Your goal »
Transcribe every entry word for word, leaving out all images.

[Stored records]

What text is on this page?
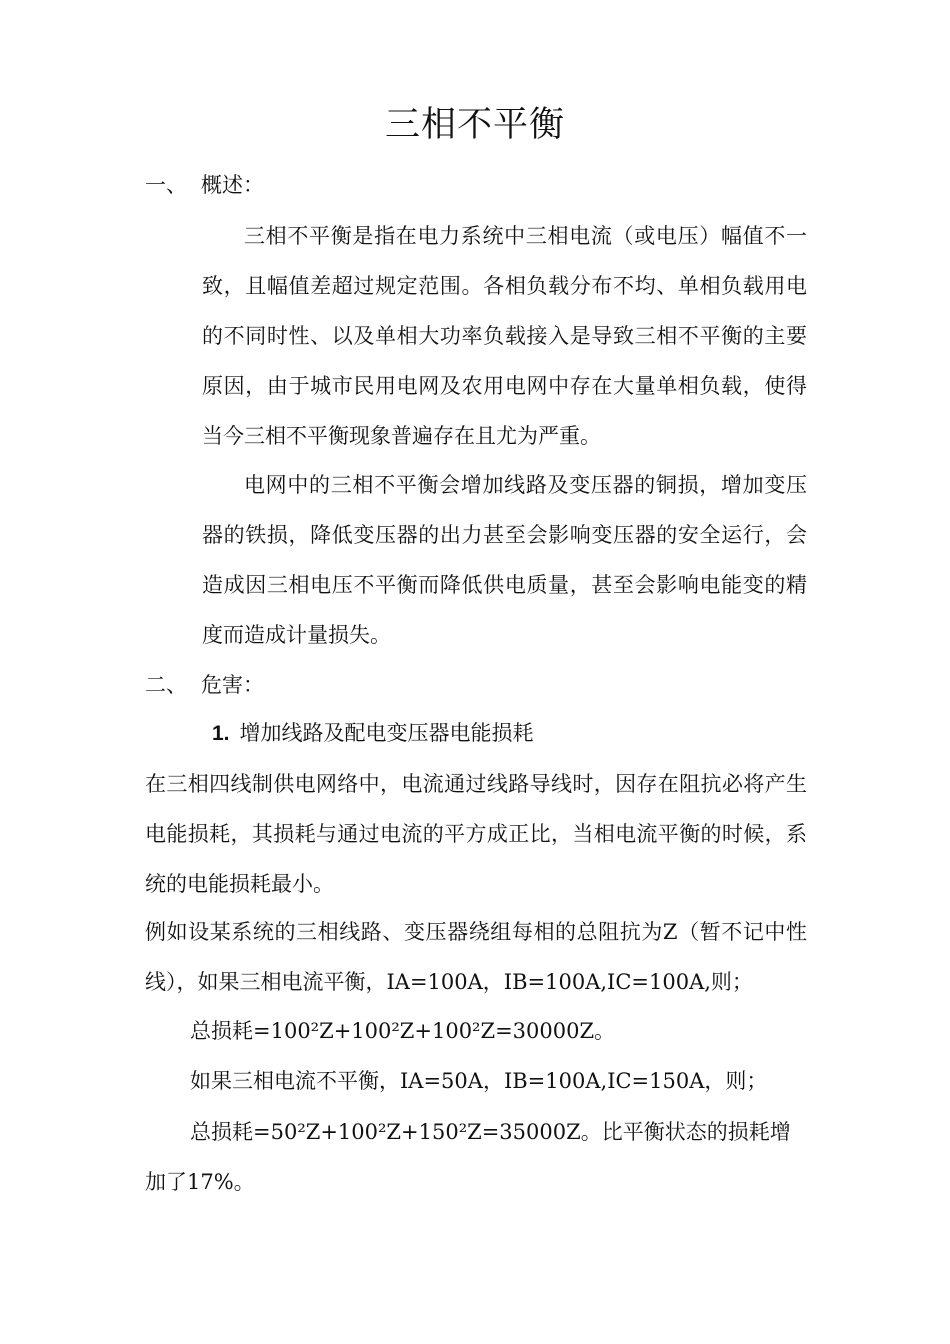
三相不平衡
一、 概述：

三相不平衡是指在电力系统中三相电流（或电压）幅值不一致，且幅值差超过规定范围。各相负载分布不均、单相负载用电的不同时性、以及单相大功率负载接入是导致三相不平衡的主要原因，由于城市民用电网及农用电网中存在大量单相负载，使得当今三相不平衡现象普遍存在且尤为严重。

电网中的三相不平衡会增加线路及变压器的铜损，增加变压器的铁损，降低变压器的出力甚至会影响变压器的安全运行，会造成因三相电压不平衡而降低供电质量，甚至会影响电能变的精度而造成计量损失。

二、 危害：
1. 增加线路及配电变压器电能损耗

在三相四线制供电网络中，电流通过线路导线时，因存在阻抗必将产生电能损耗，其损耗与通过电流的平方成正比，当相电流平衡的时候，系统的电能损耗最小。

例如设某系统的三相线路、变压器绕组每相的总阻抗为Z（暂不记中性线），如果三相电流平衡，IA=100A，IB=100A,IC=100A,则；

总损耗=100²Z+100²Z+100²Z=30000Z。
如果三相电流不平衡，IA=50A，IB=100A,IC=150A，则；

总损耗=50²Z+100²Z+150²Z=35000Z。比平衡状态的损耗增加了17%。
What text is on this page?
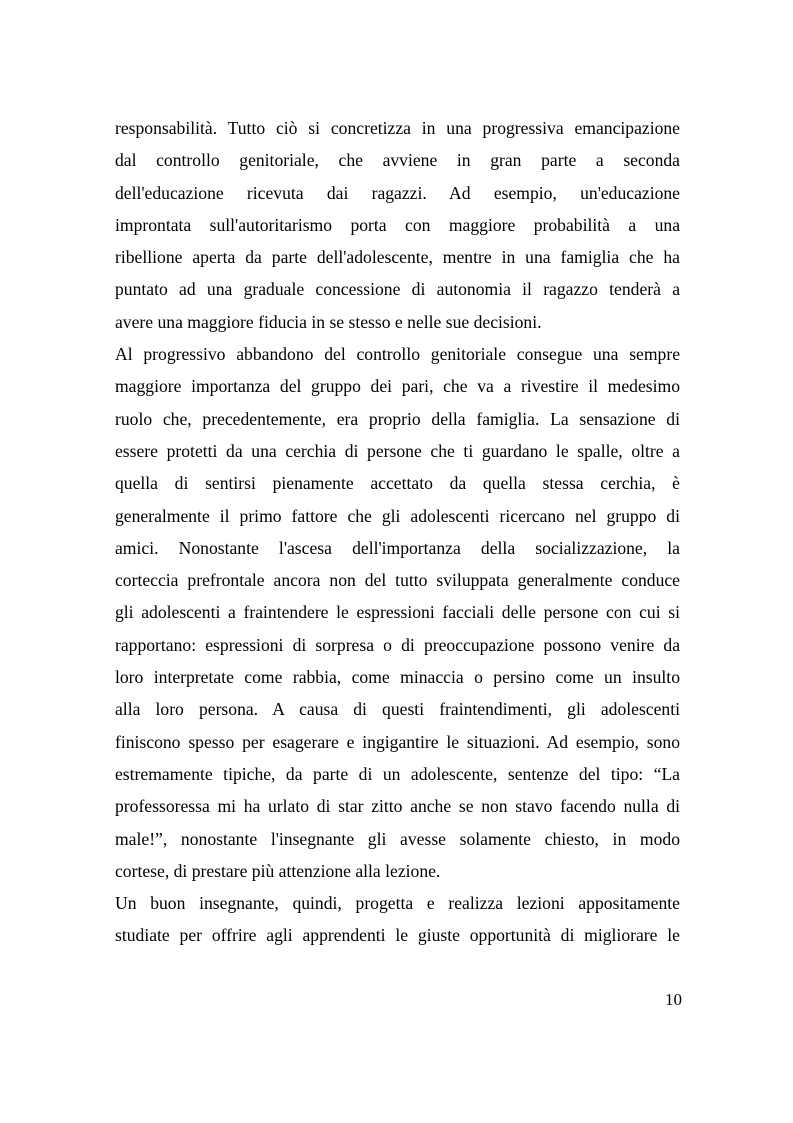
responsabilità. Tutto ciò si concretizza in una progressiva emancipazione
dal controllo genitoriale, che avviene in gran parte a seconda
dell'educazione ricevuta dai ragazzi. Ad esempio, un'educazione
improntata sull'autoritarismo porta con maggiore probabilità a una
ribellione aperta da parte dell'adolescente, mentre in una famiglia che ha
puntato ad una graduale concessione di autonomia il ragazzo tenderà a
avere una maggiore fiducia in se stesso e nelle sue decisioni.
Al progressivo abbandono del controllo genitoriale consegue una sempre
maggiore importanza del gruppo dei pari, che va a rivestire il medesimo
ruolo che, precedentemente, era proprio della famiglia. La sensazione di
essere protetti da una cerchia di persone che ti guardano le spalle, oltre a
quella di sentirsi pienamente accettato da quella stessa cerchia, è
generalmente il primo fattore che gli adolescenti ricercano nel gruppo di
amici. Nonostante l'ascesa dell'importanza della socializzazione, la
corteccia prefrontale ancora non del tutto sviluppata generalmente conduce
gli adolescenti a fraintendere le espressioni facciali delle persone con cui si
rapportano: espressioni di sorpresa o di preoccupazione possono venire da
loro interpretate come rabbia, come minaccia o persino come un insulto
alla loro persona. A causa di questi fraintendimenti, gli adolescenti
finiscono spesso per esagerare e ingigantire le situazioni. Ad esempio, sono
estremamente tipiche, da parte di un adolescente, sentenze del tipo: “La
professoressa mi ha urlato di star zitto anche se non stavo facendo nulla di
male!”, nonostante l'insegnante gli avesse solamente chiesto, in modo
cortese, di prestare più attenzione alla lezione.
Un buon insegnante, quindi, progetta e realizza lezioni appositamente
studiate per offrire agli apprendenti le giuste opportunità di migliorare le
10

Output »
What text is on this page?
三相不平衡
一、 概述：

三相不平衡是指在电力系统中三相电流（或电压）幅值不一致，且幅值差超过规定范围。各相负载分布不均、单相负载用电的不同时性、以及单相大功率负载接入是导致三相不平衡的主要原因，由于城市民用电网及农用电网中存在大量单相负载，使得当今三相不平衡现象普遍存在且尤为严重。

电网中的三相不平衡会增加线路及变压器的铜损，增加变压器的铁损，降低变压器的出力甚至会影响变压器的安全运行，会造成因三相电压不平衡而降低供电质量，甚至会影响电能变的精度而造成计量损失。

二、 危害：
1. 增加线路及配电变压器电能损耗

在三相四线制供电网络中，电流通过线路导线时，因存在阻抗必将产生电能损耗，其损耗与通过电流的平方成正比，当相电流平衡的时候，系统的电能损耗最小。

例如设某系统的三相线路、变压器绕组每相的总阻抗为Z（暂不记中性线），如果三相电流平衡，IA=100A，IB=100A,IC=100A,则；

总损耗=100²Z+100²Z+100²Z=30000Z。
如果三相电流不平衡，IA=50A，IB=100A,IC=150A，则；

总损耗=50²Z+100²Z+150²Z=35000Z。比平衡状态的损耗增加了17%。
What text is on this page?
responsabilità. Tutto ciò si concretizza in una progressiva emancipazione
dal controllo genitoriale, che avviene in gran parte a seconda
dell'educazione ricevuta dai ragazzi. Ad esempio, un'educazione
improntata sull'autoritarismo porta con maggiore probabilità a una
ribellione aperta da parte dell'adolescente, mentre in una famiglia che ha
puntato ad una graduale concessione di autonomia il ragazzo tenderà a
avere una maggiore fiducia in se stesso e nelle sue decisioni.
Al progressivo abbandono del controllo genitoriale consegue una sempre
maggiore importanza del gruppo dei pari, che va a rivestire il medesimo
ruolo che, precedentemente, era proprio della famiglia. La sensazione di
essere protetti da una cerchia di persone che ti guardano le spalle, oltre a
quella di sentirsi pienamente accettato da quella stessa cerchia, è
generalmente il primo fattore che gli adolescenti ricercano nel gruppo di
amici. Nonostante l'ascesa dell'importanza della socializzazione, la
corteccia prefrontale ancora non del tutto sviluppata generalmente conduce
gli adolescenti a fraintendere le espressioni facciali delle persone con cui si
rapportano: espressioni di sorpresa o di preoccupazione possono venire da
loro interpretate come rabbia, come minaccia o persino come un insulto
alla loro persona. A causa di questi fraintendimenti, gli adolescenti
finiscono spesso per esagerare e ingigantire le situazioni. Ad esempio, sono
estremamente tipiche, da parte di un adolescente, sentenze del tipo: “La
professoressa mi ha urlato di star zitto anche se non stavo facendo nulla di
male!”, nonostante l'insegnante gli avesse solamente chiesto, in modo
cortese, di prestare più attenzione alla lezione.
Un buon insegnante, quindi, progetta e realizza lezioni appositamente
studiate per offrire agli apprendenti le giuste opportunità di migliorare le
10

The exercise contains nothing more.